-- BEGIN SUPPLIED DATA --

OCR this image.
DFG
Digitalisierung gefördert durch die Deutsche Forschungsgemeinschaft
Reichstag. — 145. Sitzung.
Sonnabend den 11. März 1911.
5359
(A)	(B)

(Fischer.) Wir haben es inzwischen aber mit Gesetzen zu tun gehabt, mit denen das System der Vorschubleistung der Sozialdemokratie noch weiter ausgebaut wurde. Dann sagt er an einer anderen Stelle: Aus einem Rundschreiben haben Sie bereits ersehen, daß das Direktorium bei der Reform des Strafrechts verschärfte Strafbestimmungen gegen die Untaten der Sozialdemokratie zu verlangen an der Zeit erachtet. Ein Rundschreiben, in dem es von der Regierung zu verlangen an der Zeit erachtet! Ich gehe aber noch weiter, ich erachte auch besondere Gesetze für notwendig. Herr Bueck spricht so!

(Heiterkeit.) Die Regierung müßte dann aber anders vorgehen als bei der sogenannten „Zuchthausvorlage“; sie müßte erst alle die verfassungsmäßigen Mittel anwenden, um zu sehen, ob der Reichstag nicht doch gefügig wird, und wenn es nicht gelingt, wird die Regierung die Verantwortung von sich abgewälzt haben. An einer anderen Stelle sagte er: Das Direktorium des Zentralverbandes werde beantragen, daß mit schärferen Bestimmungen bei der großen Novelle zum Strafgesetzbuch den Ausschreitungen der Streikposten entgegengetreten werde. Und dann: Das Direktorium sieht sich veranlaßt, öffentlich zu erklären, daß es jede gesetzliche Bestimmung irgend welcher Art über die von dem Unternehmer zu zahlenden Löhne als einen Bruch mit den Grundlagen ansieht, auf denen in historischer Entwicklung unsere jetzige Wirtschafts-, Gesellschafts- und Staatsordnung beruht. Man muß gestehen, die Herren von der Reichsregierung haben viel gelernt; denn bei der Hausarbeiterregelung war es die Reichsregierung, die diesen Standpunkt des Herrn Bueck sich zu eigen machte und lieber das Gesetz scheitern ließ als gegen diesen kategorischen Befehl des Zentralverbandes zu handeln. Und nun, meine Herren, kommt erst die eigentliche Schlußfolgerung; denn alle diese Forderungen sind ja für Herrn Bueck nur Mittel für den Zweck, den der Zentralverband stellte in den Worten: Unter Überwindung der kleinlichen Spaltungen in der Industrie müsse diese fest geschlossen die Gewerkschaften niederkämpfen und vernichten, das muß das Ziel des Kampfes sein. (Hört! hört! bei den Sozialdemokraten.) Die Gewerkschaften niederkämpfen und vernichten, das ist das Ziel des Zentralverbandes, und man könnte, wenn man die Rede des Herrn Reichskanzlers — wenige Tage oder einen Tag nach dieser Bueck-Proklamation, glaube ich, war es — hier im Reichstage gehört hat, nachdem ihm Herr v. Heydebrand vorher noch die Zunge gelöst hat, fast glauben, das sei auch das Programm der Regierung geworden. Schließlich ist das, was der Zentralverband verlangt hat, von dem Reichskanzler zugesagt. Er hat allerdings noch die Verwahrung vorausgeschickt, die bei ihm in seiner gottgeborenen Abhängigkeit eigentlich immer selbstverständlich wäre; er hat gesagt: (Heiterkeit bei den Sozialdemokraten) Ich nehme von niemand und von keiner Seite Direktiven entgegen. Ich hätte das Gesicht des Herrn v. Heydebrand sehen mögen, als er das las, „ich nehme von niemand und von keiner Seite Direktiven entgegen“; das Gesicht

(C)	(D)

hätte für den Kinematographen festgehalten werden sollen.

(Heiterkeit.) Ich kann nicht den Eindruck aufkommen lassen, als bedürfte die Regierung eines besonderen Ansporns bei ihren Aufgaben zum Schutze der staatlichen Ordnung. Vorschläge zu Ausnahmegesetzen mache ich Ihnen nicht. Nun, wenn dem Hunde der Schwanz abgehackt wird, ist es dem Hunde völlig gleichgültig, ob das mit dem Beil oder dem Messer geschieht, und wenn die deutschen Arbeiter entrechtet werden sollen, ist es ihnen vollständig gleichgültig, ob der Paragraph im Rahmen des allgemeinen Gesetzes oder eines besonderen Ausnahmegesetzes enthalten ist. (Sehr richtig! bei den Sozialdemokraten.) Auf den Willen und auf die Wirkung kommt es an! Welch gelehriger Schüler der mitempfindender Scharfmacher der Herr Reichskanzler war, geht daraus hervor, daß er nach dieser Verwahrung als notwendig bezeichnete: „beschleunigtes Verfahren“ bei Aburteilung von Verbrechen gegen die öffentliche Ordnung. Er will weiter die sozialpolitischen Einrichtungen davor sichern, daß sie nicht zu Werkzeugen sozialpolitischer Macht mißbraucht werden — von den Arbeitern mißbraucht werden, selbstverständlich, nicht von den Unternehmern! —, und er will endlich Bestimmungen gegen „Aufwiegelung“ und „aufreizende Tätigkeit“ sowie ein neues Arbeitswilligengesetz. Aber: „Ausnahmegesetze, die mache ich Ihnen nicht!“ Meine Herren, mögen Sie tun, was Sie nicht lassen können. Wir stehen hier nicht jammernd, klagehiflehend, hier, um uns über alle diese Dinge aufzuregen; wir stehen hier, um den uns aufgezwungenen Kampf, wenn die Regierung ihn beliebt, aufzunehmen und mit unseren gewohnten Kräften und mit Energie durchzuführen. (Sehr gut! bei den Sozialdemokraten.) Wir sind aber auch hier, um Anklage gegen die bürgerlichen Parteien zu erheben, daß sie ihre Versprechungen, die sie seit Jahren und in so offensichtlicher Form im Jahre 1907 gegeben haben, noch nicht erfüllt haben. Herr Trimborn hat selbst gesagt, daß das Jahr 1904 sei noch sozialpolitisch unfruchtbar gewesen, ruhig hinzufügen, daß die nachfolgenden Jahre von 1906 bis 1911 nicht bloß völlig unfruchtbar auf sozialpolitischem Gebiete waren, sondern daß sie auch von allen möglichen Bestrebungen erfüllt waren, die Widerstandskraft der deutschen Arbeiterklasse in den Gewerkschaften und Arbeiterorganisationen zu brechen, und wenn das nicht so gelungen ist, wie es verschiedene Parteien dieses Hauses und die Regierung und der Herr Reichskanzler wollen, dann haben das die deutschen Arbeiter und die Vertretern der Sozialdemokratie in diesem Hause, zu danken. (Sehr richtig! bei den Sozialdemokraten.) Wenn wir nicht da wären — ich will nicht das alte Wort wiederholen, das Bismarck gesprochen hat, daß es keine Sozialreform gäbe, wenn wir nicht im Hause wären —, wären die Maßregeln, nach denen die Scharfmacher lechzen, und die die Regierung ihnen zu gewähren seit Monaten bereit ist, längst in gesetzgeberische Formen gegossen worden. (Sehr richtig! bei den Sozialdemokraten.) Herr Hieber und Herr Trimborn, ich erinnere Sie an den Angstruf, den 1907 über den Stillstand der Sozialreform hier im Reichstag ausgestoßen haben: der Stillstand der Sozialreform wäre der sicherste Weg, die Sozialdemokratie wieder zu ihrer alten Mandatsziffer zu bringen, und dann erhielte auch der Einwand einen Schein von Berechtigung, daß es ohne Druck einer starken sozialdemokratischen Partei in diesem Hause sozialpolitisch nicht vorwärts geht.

-- END SUPPLIED DATA --

WHAT THE EXERCISE ASKS: Every entry must be retyped in full, exactly as given.

EXERCISE RESULT:
OCR this image.
DFG
Digitalisierung gefördert durch die Deutsche Forschungsgemeinschaft
Reichstag. — 145. Sitzung.
Sonnabend den 11. März 1911.
5359
(A)	(B)

(Fischer.) Wir haben es inzwischen aber mit Gesetzen zu tun gehabt, mit denen das System der Vorschubleistung der Sozialdemokratie noch weiter ausgebaut wurde. Dann sagt er an einer anderen Stelle: Aus einem Rundschreiben haben Sie bereits ersehen, daß das Direktorium bei der Reform des Strafrechts verschärfte Strafbestimmungen gegen die Untaten der Sozialdemokratie zu verlangen an der Zeit erachtet. Ein Rundschreiben, in dem es von der Regierung zu verlangen an der Zeit erachtet! Ich gehe aber noch weiter, ich erachte auch besondere Gesetze für notwendig. Herr Bueck spricht so!

(Heiterkeit.) Die Regierung müßte dann aber anders vorgehen als bei der sogenannten „Zuchthausvorlage“; sie müßte erst alle die verfassungsmäßigen Mittel anwenden, um zu sehen, ob der Reichstag nicht doch gefügig wird, und wenn es nicht gelingt, wird die Regierung die Verantwortung von sich abgewälzt haben. An einer anderen Stelle sagte er: Das Direktorium des Zentralverbandes werde beantragen, daß mit schärferen Bestimmungen bei der großen Novelle zum Strafgesetzbuch den Ausschreitungen der Streikposten entgegengetreten werde. Und dann: Das Direktorium sieht sich veranlaßt, öffentlich zu erklären, daß es jede gesetzliche Bestimmung irgend welcher Art über die von dem Unternehmer zu zahlenden Löhne als einen Bruch mit den Grundlagen ansieht, auf denen in historischer Entwicklung unsere jetzige Wirtschafts-, Gesellschafts- und Staatsordnung beruht. Man muß gestehen, die Herren von der Reichsregierung haben viel gelernt; denn bei der Hausarbeiterregelung war es die Reichsregierung, die diesen Standpunkt des Herrn Bueck sich zu eigen machte und lieber das Gesetz scheitern ließ als gegen diesen kategorischen Befehl des Zentralverbandes zu handeln. Und nun, meine Herren, kommt erst die eigentliche Schlußfolgerung; denn alle diese Forderungen sind ja für Herrn Bueck nur Mittel für den Zweck, den der Zentralverband stellte in den Worten: Unter Überwindung der kleinlichen Spaltungen in der Industrie müsse diese fest geschlossen die Gewerkschaften niederkämpfen und vernichten, das muß das Ziel des Kampfes sein. (Hört! hört! bei den Sozialdemokraten.) Die Gewerkschaften niederkämpfen und vernichten, das ist das Ziel des Zentralverbandes, und man könnte, wenn man die Rede des Herrn Reichskanzlers — wenige Tage oder einen Tag nach dieser Bueck-Proklamation, glaube ich, war es — hier im Reichstage gehört hat, nachdem ihm Herr v. Heydebrand vorher noch die Zunge gelöst hat, fast glauben, das sei auch das Programm der Regierung geworden. Schließlich ist das, was der Zentralverband verlangt hat, von dem Reichskanzler zugesagt. Er hat allerdings noch die Verwahrung vorausgeschickt, die bei ihm in seiner gottgeborenen Abhängigkeit eigentlich immer selbstverständlich wäre; er hat gesagt: (Heiterkeit bei den Sozialdemokraten) Ich nehme von niemand und von keiner Seite Direktiven entgegen. Ich hätte das Gesicht des Herrn v. Heydebrand sehen mögen, als er das las, „ich nehme von niemand und von keiner Seite Direktiven entgegen“; das Gesicht

(C)	(D)

hätte für den Kinematographen festgehalten werden sollen.

(Heiterkeit.) Ich kann nicht den Eindruck aufkommen lassen, als bedürfte die Regierung eines besonderen Ansporns bei ihren Aufgaben zum Schutze der staatlichen Ordnung. Vorschläge zu Ausnahmegesetzen mache ich Ihnen nicht. Nun, wenn dem Hunde der Schwanz abgehackt wird, ist es dem Hunde völlig gleichgültig, ob das mit dem Beil oder dem Messer geschieht, und wenn die deutschen Arbeiter entrechtet werden sollen, ist es ihnen vollständig gleichgültig, ob der Paragraph im Rahmen des allgemeinen Gesetzes oder eines besonderen Ausnahmegesetzes enthalten ist. (Sehr richtig! bei den Sozialdemokraten.) Auf den Willen und auf die Wirkung kommt es an! Welch gelehriger Schüler der mitempfindender Scharfmacher der Herr Reichskanzler war, geht daraus hervor, daß er nach dieser Verwahrung als notwendig bezeichnete: „beschleunigtes Verfahren“ bei Aburteilung von Verbrechen gegen die öffentliche Ordnung. Er will weiter die sozialpolitischen Einrichtungen davor sichern, daß sie nicht zu Werkzeugen sozialpolitischer Macht mißbraucht werden — von den Arbeitern mißbraucht werden, selbstverständlich, nicht von den Unternehmern! —, und er will endlich Bestimmungen gegen „Aufwiegelung“ und „aufreizende Tätigkeit“ sowie ein neues Arbeitswilligengesetz. Aber: „Ausnahmegesetze, die mache ich Ihnen nicht!“ Meine Herren, mögen Sie tun, was Sie nicht lassen können. Wir stehen hier nicht jammernd, klagehiflehend, hier, um uns über alle diese Dinge aufzuregen; wir stehen hier, um den uns aufgezwungenen Kampf, wenn die Regierung ihn beliebt, aufzunehmen und mit unseren gewohnten Kräften und mit Energie durchzuführen. (Sehr gut! bei den Sozialdemokraten.) Wir sind aber auch hier, um Anklage gegen die bürgerlichen Parteien zu erheben, daß sie ihre Versprechungen, die sie seit Jahren und in so offensichtlicher Form im Jahre 1907 gegeben haben, noch nicht erfüllt haben. Herr Trimborn hat selbst gesagt, daß das Jahr 1904 sei noch sozialpolitisch unfruchtbar gewesen, ruhig hinzufügen, daß die nachfolgenden Jahre von 1906 bis 1911 nicht bloß völlig unfruchtbar auf sozialpolitischem Gebiete waren, sondern daß sie auch von allen möglichen Bestrebungen erfüllt waren, die Widerstandskraft der deutschen Arbeiterklasse in den Gewerkschaften und Arbeiterorganisationen zu brechen, und wenn das nicht so gelungen ist, wie es verschiedene Parteien dieses Hauses und die Regierung und der Herr Reichskanzler wollen, dann haben das die deutschen Arbeiter und die Vertretern der Sozialdemokratie in diesem Hause, zu danken. (Sehr richtig! bei den Sozialdemokraten.) Wenn wir nicht da wären — ich will nicht das alte Wort wiederholen, das Bismarck gesprochen hat, daß es keine Sozialreform gäbe, wenn wir nicht im Hause wären —, wären die Maßregeln, nach denen die Scharfmacher lechzen, und die die Regierung ihnen zu gewähren seit Monaten bereit ist, längst in gesetzgeberische Formen gegossen worden. (Sehr richtig! bei den Sozialdemokraten.) Herr Hieber und Herr Trimborn, ich erinnere Sie an den Angstruf, den 1907 über den Stillstand der Sozialreform hier im Reichstag ausgestoßen haben: der Stillstand der Sozialreform wäre der sicherste Weg, die Sozialdemokratie wieder zu ihrer alten Mandatsziffer zu bringen, und dann erhielte auch der Einwand einen Schein von Berechtigung, daß es ohne Druck einer starken sozialdemokratischen Partei in diesem Hause sozialpolitisch nicht vorwärts geht.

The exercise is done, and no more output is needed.